*Source*.
┌────────

Last 6 coluns appear to have very large percentage of missing values: 

CANCELLATION_REASON_missing, AIR_SYSTEM_DELAY_missing, SECURITY_DELAY_missing, 
AIRLINE_DELAY_missing, LATE_AIRCRAFT_DELAY_missing, WEATHER_DELAY_missing 

Should I drop all of these columns? 

In [14]:
delay_df.select('WEATHER_DELAY', 'SECURITY_DELAY', 'AIR_SYSTEM_DELAY', 
                'AIRLINE_DELAY', 'LATE_AIRCRAFT_DELAY', 'CANCELLATION_REASON').show(5)

+-------------+--------------+----------------+-------------+-------------------+-------------------+
|WEATHER_DELAY|SECURITY_DELAY|AIR_SYSTEM_DELAY|AIRLINE_DELAY|LATE_AIRCRAFT_DELAY|CANCELLATION_REASON|
+-------------+--------------+----------------+-------------+-------------------+-------------------+
|         null|          null|            null|         null|               null|               null|
|         null|          null|            null|         null|               null|               null|
|         null|          null|            null|         null|               null|               null|
|         null|          null|            null|         null|               null|               null|
|         null|          null|            null|         null|               null|               null|
+-------------+--------------+----------------+-------------+-------------------+-------------------+
only showing top 5 rows



# Drop columns 

In [15]:
cols_to_drop = ['WEATHER_DELAY', 'SECURITY_DELAY', 'AIR_SYSTEM_DELAY','AIRLINE_DELAY', 
                'LATE_AIRCRAFT_DELAY', 'CANCELLATION_REASON'] 

delay_df = delay_df.drop(*cols_to_drop)

└────────

Spatial layout entries
┌────────

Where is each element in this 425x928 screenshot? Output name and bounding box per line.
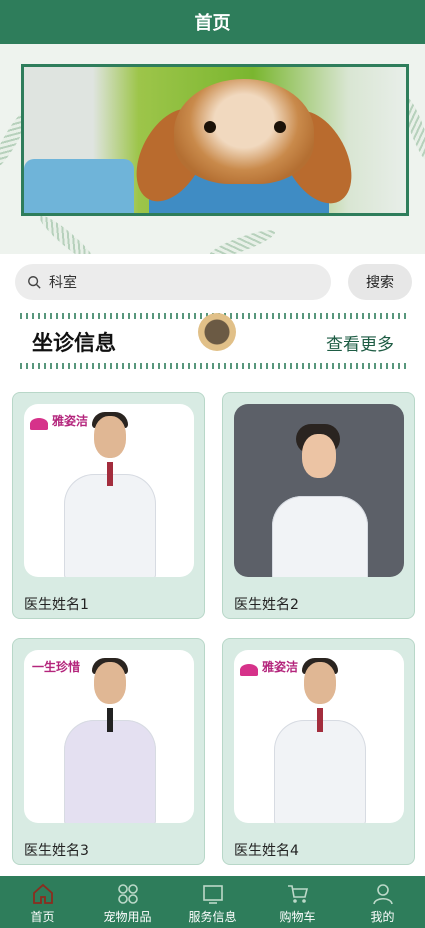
tab-cart[interactable]: 购物车 bbox=[255, 876, 340, 928]
tab-label: 我的 bbox=[370, 910, 395, 924]
doctor-photo: 一生珍惜 bbox=[24, 650, 194, 823]
doctor-name: 医生姓名3 bbox=[24, 843, 89, 859]
tab-label: 购物车 bbox=[279, 910, 316, 924]
doctor-card[interactable]: 雅姿洁 医生姓名4 bbox=[222, 638, 415, 865]
brand-logo-text: 一生珍惜 bbox=[32, 660, 81, 674]
doctor-card[interactable]: 雅姿洁 医生姓名1 bbox=[12, 392, 205, 619]
brand-logo-text: 雅姿洁 bbox=[262, 660, 299, 674]
doctor-name: 医生姓名2 bbox=[234, 597, 299, 613]
doctor-name: 医生姓名1 bbox=[24, 597, 89, 613]
search-row: 搜索 bbox=[0, 262, 425, 302]
doctor-card[interactable]: 医生姓名2 bbox=[222, 392, 415, 619]
search-input[interactable] bbox=[47, 273, 311, 291]
user-icon bbox=[372, 884, 393, 905]
tab-mine[interactable]: 我的 bbox=[340, 876, 425, 928]
section-title: 坐诊信息 bbox=[32, 331, 116, 355]
doctor-photo bbox=[234, 404, 404, 577]
banner-area bbox=[0, 44, 425, 254]
tab-home[interactable]: 首页 bbox=[0, 876, 85, 928]
leaf-decoration bbox=[35, 211, 99, 254]
doctor-name: 医生姓名4 bbox=[234, 843, 299, 859]
section-header: 坐诊信息 查看更多 bbox=[20, 313, 406, 369]
tab-label: 宠物用品 bbox=[103, 910, 152, 924]
tab-label: 首页 bbox=[30, 910, 55, 924]
banner-image[interactable] bbox=[21, 64, 409, 216]
search-button[interactable]: 搜索 bbox=[348, 264, 412, 300]
doctor-card[interactable]: 一生珍惜 医生姓名3 bbox=[12, 638, 205, 865]
leaf-decoration bbox=[206, 225, 278, 254]
search-box[interactable] bbox=[15, 264, 331, 300]
chevron-divider-bottom bbox=[20, 363, 406, 369]
view-more-link[interactable]: 查看更多 bbox=[326, 330, 394, 355]
tab-service-info[interactable]: 服务信息 bbox=[170, 876, 255, 928]
home-icon bbox=[32, 883, 53, 904]
tab-pet-supplies[interactable]: 宠物用品 bbox=[85, 876, 170, 928]
brand-logo-text: 雅姿洁 bbox=[52, 414, 89, 428]
grid-icon bbox=[117, 884, 138, 904]
cart-icon bbox=[287, 885, 308, 903]
tab-label: 服务信息 bbox=[188, 910, 237, 924]
bottom-tab-bar: 首页 宠物用品 服务信息 购物车 我的 bbox=[0, 876, 425, 928]
app-header: 首页 bbox=[0, 0, 425, 44]
search-icon bbox=[28, 276, 41, 289]
doctor-photo: 雅姿洁 bbox=[234, 650, 404, 823]
decorative-dot bbox=[198, 313, 236, 351]
doctor-photo: 雅姿洁 bbox=[24, 404, 194, 577]
page-title: 首页 bbox=[194, 13, 231, 34]
monitor-icon bbox=[202, 885, 223, 904]
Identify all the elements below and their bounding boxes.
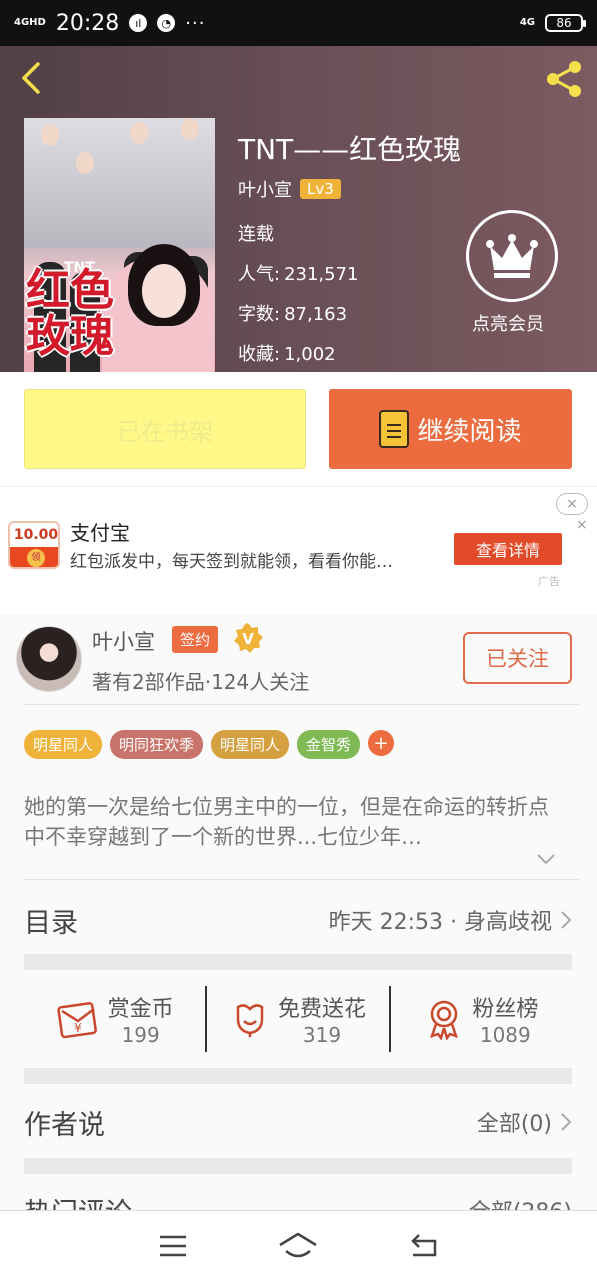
popularity-value: 231,571 — [284, 264, 359, 285]
signed-badge: 签约 — [172, 626, 219, 653]
book-cover[interactable]: TNT 红色玫瑰 — [24, 118, 215, 372]
tag-item[interactable]: 明星同人 — [24, 730, 103, 759]
home-icon — [279, 1232, 318, 1257]
author-avatar[interactable] — [16, 626, 82, 692]
stat-value: 319 — [302, 1023, 342, 1047]
action-bar: 已在书架 继续阅读 — [0, 372, 597, 486]
divider — [24, 704, 580, 705]
more-notifications: ··· — [185, 12, 206, 34]
author-name[interactable]: 叶小宣 — [92, 626, 155, 656]
book-details: 叶小宣 签约 V 著有2部作品·124人关注 已关注 明星同人 明同狂欢季 明星… — [0, 614, 597, 1229]
gauge-notification-icon: ◔ — [157, 14, 176, 32]
section-separator — [24, 1068, 572, 1084]
ad-logo: 10.00 领 — [8, 521, 60, 569]
stat-value: 199 — [121, 1023, 160, 1047]
chevron-right-icon — [561, 911, 572, 929]
divider — [24, 879, 580, 880]
favorites-value: 1,002 — [284, 344, 336, 365]
menu-button[interactable] — [153, 1226, 193, 1266]
book-word-count: 字数: 87,163 — [238, 300, 351, 326]
verified-icon: V — [234, 623, 263, 653]
tag-item[interactable]: 明星同人 — [211, 730, 290, 759]
words-label: 字数: — [238, 304, 281, 325]
return-icon — [411, 1233, 437, 1256]
vip-button[interactable] — [466, 210, 558, 302]
book-header: TNT 红色玫瑰 TNT——红色玫瑰 叶小宣 Lv3 连载 人气: 231,571… — [0, 46, 597, 372]
share-icon — [547, 61, 581, 97]
popularity-label: 人气: — [238, 264, 281, 285]
crown-icon — [486, 234, 538, 278]
ad-dismiss-icon[interactable]: × — [576, 517, 588, 533]
vip-label: 点亮会员 — [472, 314, 544, 335]
cover-title: 红色玫瑰 — [26, 265, 114, 362]
on-shelf-button[interactable]: 已在书架 — [24, 389, 306, 469]
tag-item[interactable]: 明同狂欢季 — [110, 730, 204, 759]
book-icon — [379, 410, 410, 448]
stat-label: 赏金币 — [107, 997, 174, 1022]
status-bar: 4GHD 20:28 ıl ◔ ··· 4G 86 — [0, 0, 597, 46]
author-stats: 著有2部作品·124人关注 — [92, 670, 310, 694]
catalog-latest: 昨天 22:53 · 身高歧视 — [328, 910, 552, 935]
section-separator — [24, 1158, 572, 1174]
catalog-row[interactable]: 目录 昨天 22:53 · 身高歧视 — [24, 898, 572, 942]
ad-tag: 广告 — [538, 575, 560, 588]
back-nav-button[interactable] — [404, 1226, 444, 1266]
home-button[interactable] — [278, 1226, 318, 1266]
ad-banner[interactable]: 10.00 领 支付宝 红包派发中，每天签到就能领，看看你能… 查看详情 × ×… — [0, 486, 597, 614]
medal-icon — [430, 1000, 459, 1040]
stat-label: 粉丝榜 — [472, 997, 539, 1022]
battery-indicator: 86 — [545, 14, 586, 32]
book-status: 连载 — [238, 224, 274, 245]
reward-coins-button[interactable]: ¥ 赏金币 199 — [24, 986, 205, 1052]
voice-notification-icon: ıl — [129, 14, 148, 32]
add-tag-button[interactable]: + — [368, 730, 395, 756]
back-button[interactable] — [16, 60, 52, 96]
author-says-title: 作者说 — [24, 1109, 105, 1141]
status-time: 20:28 — [55, 10, 120, 36]
ad-close-button[interactable]: × — [556, 493, 588, 515]
ad-details-button[interactable]: 查看详情 — [454, 533, 562, 565]
menu-icon — [159, 1235, 186, 1256]
ad-title: 支付宝 — [70, 521, 130, 545]
author-level-badge: Lv3 — [300, 179, 341, 199]
words-value: 87,163 — [284, 304, 348, 325]
continue-reading-button[interactable]: 继续阅读 — [329, 389, 572, 469]
support-stats: ¥ 赏金币 199 免费送花 319 粉丝榜 1089 — [24, 986, 572, 1052]
chevron-right-icon — [561, 1113, 572, 1131]
book-popularity: 人气: 231,571 — [238, 260, 363, 286]
section-separator — [24, 954, 572, 970]
send-flower-button[interactable]: 免费送花 319 — [205, 986, 388, 1052]
ad-amount: 10.00 — [13, 527, 59, 543]
mobile-network-indicator: 4G — [519, 17, 535, 28]
catalog-title: 目录 — [24, 907, 78, 939]
ad-description: 红包派发中，每天签到就能领，看看你能… — [70, 552, 393, 572]
chevron-down-icon[interactable] — [536, 852, 556, 866]
svg-text:V: V — [242, 630, 254, 648]
book-title: TNT——红色玫瑰 — [238, 133, 462, 166]
continue-reading-label: 继续阅读 — [417, 416, 522, 447]
stat-value: 1089 — [479, 1023, 531, 1047]
follow-button[interactable]: 已关注 — [463, 632, 572, 684]
favorites-label: 收藏: — [238, 344, 281, 365]
signal-strength: 4GHD — [14, 17, 46, 28]
flower-icon — [236, 1004, 264, 1037]
svg-text:¥: ¥ — [74, 1021, 82, 1035]
tag-item[interactable]: 金智秀 — [297, 730, 361, 759]
book-author[interactable]: 叶小宣 — [238, 176, 292, 202]
stat-label: 免费送花 — [277, 997, 366, 1022]
share-button[interactable] — [543, 58, 585, 100]
author-says-count: 全部(0) — [476, 1112, 552, 1137]
book-synopsis[interactable]: 她的第一次是给七位男主中的一位，但是在命运的转折点中不幸穿越到了一个新的世界..… — [24, 792, 560, 852]
system-navigation-bar — [0, 1210, 597, 1280]
red-envelope-icon: ¥ — [57, 1002, 97, 1039]
ad-stamp: 领 — [27, 549, 45, 567]
chevron-left-icon — [22, 62, 40, 94]
book-favorites: 收藏: 1,002 — [238, 340, 340, 366]
tag-list: 明星同人 明同狂欢季 明星同人 金智秀 + — [24, 730, 395, 759]
fan-ranking-button[interactable]: 粉丝榜 1089 — [388, 986, 572, 1052]
author-says-row[interactable]: 作者说 全部(0) — [24, 1100, 572, 1144]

└────────

*Short task 1*.
Extract the full excerpt on dropping columns with missing values, unchanged.
*Short task 2*.
Convert everything in the rows from the line containing "popularity-value: 231,571 —" down to the line containing "gauge-notification-icon: ◔ —", both included, into a Markdown table with the columns Number and Row Line, omitting blank lines.
The excerpt and these rows have nothing to do with each other.

*Exercise answer 1*.
Last 6 coluns appear to have very large percentage of missing values: 

CANCELLATION_REASON_missing, AIR_SYSTEM_DELAY_missing, SECURITY_DELAY_missing, 
AIRLINE_DELAY_missing, LATE_AIRCRAFT_DELAY_missing, WEATHER_DELAY_missing 

Should I drop all of these columns? 

In [14]:
delay_df.select('WEATHER_DELAY', 'SECURITY_DELAY', 'AIR_SYSTEM_DELAY', 
                'AIRLINE_DELAY', 'LATE_AIRCRAFT_DELAY', 'CANCELLATION_REASON').show(5)

+-------------+--------------+----------------+-------------+-------------------+-------------------+
|WEATHER_DELAY|SECURITY_DELAY|AIR_SYSTEM_DELAY|AIRLINE_DELAY|LATE_AIRCRAFT_DELAY|CANCELLATION_REASON|
+-------------+--------------+----------------+-------------+-------------------+-------------------+
|         null|          null|            null|         null|               null|               null|
|         null|          null|            null|         null|               null|               null|
|         null|          null|            null|         null|               null|               null|
|         null|          null|            null|         null|               null|               null|
|         null|          null|            null|         null|               null|               null|
+-------------+--------------+----------------+-------------+-------------------+-------------------+
only showing top 5 rows



# Drop columns 

In [15]:
cols_to_drop = ['WEATHER_DELAY', 'SECURITY_DELAY', 'AIR_SYSTEM_DELAY','AIRLINE_DELAY', 
                'LATE_AIRCRAFT_DELAY', 'CANCELLATION_REASON'] 

delay_df = delay_df.drop(*cols_to_drop)

*Exercise answer 2*.
| Number | Row Line |
|---|---|
| 1 | popularity-value: 231,571 — [284, 264, 359, 285] |
| 2 | signed-badge: 签约 — [172, 626, 219, 653] |
| 3 | book-cover[interactable]: TNT 红色玫瑰 — [24, 118, 215, 372] |
| 4 | tag-item[interactable]: 明星同人 — [24, 730, 103, 759] |
| 5 | home-icon — [279, 1232, 318, 1257] |
| 6 | author-avatar[interactable] — [16, 626, 82, 692] |
| 7 | stat-value: 319 — [302, 1023, 342, 1047] |
| 8 | action-bar: 已在书架 继续阅读 — [0, 372, 597, 486] |
| 9 | divider — [24, 704, 580, 705] |
| 10 | more-notifications: ··· — [185, 12, 206, 34] |
| 11 | author-name[interactable]: 叶小宣 — [92, 626, 155, 656] |
| 12 | book-details: 叶小宣 签约 V 著有2部作品·124人关注 已关注 明星同人 明同狂欢季 明星… — [0, 614, 597, 1229] |
| 13 | gauge-notification-icon: ◔ — [157, 14, 176, 32] |